Requirements: Of the lines in the data below, count the ones holding the string "JSON", and answer with that number only.
━━ Dataset entries
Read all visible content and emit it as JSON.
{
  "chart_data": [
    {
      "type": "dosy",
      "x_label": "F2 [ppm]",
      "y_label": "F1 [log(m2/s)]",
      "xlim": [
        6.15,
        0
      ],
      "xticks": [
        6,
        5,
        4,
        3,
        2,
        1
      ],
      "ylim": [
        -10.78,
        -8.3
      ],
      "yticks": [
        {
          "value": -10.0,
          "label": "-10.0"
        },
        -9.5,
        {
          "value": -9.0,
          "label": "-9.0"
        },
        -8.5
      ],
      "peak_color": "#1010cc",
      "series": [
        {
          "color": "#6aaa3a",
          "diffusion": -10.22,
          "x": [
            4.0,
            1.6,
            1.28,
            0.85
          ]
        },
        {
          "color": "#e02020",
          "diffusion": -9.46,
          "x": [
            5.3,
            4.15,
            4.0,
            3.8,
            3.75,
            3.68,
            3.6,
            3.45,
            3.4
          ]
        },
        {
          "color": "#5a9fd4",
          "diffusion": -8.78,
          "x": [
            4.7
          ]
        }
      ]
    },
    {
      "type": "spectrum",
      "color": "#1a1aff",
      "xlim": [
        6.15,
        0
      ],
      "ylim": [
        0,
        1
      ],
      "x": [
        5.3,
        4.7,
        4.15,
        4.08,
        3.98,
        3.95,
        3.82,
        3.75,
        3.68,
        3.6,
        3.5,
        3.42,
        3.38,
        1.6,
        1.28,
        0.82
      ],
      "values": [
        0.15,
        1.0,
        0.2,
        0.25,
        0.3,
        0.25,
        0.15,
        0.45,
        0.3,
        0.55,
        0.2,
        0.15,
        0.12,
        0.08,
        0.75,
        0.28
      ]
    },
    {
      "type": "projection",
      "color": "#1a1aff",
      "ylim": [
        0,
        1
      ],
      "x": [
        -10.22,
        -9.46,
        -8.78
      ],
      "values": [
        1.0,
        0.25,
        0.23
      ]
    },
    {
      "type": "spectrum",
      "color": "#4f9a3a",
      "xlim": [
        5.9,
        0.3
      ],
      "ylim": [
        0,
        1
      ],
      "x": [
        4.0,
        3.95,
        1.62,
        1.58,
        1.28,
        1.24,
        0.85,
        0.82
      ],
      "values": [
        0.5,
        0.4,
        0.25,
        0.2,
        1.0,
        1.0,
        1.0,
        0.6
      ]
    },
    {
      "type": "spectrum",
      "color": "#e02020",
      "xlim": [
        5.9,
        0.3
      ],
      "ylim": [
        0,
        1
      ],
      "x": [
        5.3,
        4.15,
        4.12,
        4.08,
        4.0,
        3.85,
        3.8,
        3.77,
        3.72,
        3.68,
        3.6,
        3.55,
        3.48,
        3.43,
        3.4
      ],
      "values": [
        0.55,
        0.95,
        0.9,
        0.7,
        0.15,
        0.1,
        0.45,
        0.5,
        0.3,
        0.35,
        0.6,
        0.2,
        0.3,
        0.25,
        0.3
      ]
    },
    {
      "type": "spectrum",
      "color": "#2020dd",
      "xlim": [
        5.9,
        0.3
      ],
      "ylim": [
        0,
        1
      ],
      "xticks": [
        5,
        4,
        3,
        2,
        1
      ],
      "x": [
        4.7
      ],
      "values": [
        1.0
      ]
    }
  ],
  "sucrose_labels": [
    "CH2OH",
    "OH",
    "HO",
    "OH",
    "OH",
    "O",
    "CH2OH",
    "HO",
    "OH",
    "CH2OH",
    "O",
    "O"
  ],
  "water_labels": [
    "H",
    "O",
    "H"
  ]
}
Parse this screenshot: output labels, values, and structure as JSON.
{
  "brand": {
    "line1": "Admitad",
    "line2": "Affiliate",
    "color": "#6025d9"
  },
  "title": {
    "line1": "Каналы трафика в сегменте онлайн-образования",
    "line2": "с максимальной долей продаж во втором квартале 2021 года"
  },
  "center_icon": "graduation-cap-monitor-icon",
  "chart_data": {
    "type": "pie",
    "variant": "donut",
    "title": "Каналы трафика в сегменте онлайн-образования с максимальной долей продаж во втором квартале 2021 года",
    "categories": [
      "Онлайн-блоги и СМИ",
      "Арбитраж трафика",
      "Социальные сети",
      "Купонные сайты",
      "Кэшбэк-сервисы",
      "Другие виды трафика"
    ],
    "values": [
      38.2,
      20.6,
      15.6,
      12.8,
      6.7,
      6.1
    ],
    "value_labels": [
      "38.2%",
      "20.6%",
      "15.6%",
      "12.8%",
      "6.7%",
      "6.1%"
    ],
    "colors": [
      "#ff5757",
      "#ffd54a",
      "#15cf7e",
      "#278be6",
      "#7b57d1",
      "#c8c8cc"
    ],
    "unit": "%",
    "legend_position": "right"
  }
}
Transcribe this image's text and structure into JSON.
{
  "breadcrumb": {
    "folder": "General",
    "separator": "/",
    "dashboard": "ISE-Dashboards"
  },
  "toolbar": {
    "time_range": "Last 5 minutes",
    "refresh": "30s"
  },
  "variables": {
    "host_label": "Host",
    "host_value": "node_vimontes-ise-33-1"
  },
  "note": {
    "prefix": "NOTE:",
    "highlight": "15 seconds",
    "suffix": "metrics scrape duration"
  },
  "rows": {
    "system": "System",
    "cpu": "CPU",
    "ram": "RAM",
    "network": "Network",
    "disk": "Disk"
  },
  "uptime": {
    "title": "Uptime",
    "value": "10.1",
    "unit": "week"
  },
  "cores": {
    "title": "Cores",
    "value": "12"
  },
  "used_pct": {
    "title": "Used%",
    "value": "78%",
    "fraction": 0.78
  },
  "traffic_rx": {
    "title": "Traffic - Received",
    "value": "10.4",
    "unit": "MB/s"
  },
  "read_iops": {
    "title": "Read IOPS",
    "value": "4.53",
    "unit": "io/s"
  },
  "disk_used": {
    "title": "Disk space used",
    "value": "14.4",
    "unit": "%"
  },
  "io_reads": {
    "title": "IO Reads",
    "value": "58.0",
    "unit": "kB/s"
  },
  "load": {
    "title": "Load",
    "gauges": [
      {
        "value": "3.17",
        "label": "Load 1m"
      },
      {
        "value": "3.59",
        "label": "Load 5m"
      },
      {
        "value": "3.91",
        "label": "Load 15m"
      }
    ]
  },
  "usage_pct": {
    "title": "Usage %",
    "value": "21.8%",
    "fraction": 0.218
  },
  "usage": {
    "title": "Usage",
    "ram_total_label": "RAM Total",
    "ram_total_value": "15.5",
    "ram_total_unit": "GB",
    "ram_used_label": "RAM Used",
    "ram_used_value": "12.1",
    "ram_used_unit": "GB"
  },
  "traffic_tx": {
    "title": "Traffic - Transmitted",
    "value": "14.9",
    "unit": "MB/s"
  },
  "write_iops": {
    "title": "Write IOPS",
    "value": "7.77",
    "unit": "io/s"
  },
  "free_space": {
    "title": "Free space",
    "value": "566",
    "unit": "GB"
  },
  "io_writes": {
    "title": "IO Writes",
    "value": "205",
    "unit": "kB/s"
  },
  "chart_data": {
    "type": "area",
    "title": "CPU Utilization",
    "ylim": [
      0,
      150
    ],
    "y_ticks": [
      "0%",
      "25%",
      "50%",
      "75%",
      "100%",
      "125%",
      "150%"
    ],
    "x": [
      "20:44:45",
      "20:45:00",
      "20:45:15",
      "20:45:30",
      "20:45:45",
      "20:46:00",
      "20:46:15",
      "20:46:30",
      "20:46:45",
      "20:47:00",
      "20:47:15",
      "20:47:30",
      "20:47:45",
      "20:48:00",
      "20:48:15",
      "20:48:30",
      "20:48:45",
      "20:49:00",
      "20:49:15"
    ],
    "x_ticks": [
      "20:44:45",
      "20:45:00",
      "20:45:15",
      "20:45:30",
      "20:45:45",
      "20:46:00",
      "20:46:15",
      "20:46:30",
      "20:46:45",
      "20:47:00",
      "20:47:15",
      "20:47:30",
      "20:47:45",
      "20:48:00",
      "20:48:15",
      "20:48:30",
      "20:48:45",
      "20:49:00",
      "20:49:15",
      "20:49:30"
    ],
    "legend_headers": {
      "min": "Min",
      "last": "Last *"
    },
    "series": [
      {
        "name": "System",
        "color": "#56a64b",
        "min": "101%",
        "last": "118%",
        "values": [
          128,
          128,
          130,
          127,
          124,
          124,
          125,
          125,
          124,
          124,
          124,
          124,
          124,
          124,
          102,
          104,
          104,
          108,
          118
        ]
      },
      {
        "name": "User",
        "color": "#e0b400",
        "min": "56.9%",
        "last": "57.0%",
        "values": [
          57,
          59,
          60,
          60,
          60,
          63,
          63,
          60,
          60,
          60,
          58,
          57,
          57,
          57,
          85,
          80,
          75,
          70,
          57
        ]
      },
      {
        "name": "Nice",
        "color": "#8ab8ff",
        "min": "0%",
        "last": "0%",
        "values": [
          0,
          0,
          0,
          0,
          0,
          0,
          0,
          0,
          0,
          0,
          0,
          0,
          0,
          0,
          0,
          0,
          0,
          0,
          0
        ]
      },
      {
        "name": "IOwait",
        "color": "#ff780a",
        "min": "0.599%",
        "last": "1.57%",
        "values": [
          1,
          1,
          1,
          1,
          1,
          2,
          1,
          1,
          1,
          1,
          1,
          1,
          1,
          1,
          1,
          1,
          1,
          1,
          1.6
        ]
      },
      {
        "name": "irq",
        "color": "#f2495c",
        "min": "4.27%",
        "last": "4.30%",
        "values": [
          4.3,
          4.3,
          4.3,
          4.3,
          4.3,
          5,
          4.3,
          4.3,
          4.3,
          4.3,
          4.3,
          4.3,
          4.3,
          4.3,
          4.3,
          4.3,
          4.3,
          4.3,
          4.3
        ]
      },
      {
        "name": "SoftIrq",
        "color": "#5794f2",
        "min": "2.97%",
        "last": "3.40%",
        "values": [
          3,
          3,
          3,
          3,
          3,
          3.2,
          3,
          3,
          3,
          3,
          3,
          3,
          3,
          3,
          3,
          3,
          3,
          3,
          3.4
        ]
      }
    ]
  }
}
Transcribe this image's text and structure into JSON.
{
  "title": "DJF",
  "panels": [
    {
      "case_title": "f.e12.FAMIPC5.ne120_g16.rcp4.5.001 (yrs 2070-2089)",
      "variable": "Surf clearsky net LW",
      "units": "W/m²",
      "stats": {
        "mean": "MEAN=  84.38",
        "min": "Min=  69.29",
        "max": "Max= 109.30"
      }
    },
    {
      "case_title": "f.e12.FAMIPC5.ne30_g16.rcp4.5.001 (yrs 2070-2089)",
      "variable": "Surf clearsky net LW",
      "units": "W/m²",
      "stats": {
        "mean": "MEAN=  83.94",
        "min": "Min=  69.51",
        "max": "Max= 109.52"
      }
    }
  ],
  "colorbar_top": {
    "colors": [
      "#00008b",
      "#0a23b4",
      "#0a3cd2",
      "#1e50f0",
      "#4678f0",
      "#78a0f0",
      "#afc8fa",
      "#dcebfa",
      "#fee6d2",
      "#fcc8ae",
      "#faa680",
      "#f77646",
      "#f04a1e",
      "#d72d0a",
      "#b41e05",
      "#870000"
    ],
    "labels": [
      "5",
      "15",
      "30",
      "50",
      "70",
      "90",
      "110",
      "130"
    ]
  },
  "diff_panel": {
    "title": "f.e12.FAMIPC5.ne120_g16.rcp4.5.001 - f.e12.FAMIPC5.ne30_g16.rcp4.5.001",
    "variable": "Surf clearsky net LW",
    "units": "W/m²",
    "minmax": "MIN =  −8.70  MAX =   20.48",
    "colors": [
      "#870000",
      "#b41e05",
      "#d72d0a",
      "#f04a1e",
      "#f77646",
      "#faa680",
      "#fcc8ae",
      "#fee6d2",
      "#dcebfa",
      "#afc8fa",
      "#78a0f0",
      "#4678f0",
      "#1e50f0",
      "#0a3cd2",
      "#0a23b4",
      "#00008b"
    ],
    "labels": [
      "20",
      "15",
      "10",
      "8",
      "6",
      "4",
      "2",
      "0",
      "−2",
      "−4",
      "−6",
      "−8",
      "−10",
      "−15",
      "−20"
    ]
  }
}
━━━━
Response: 4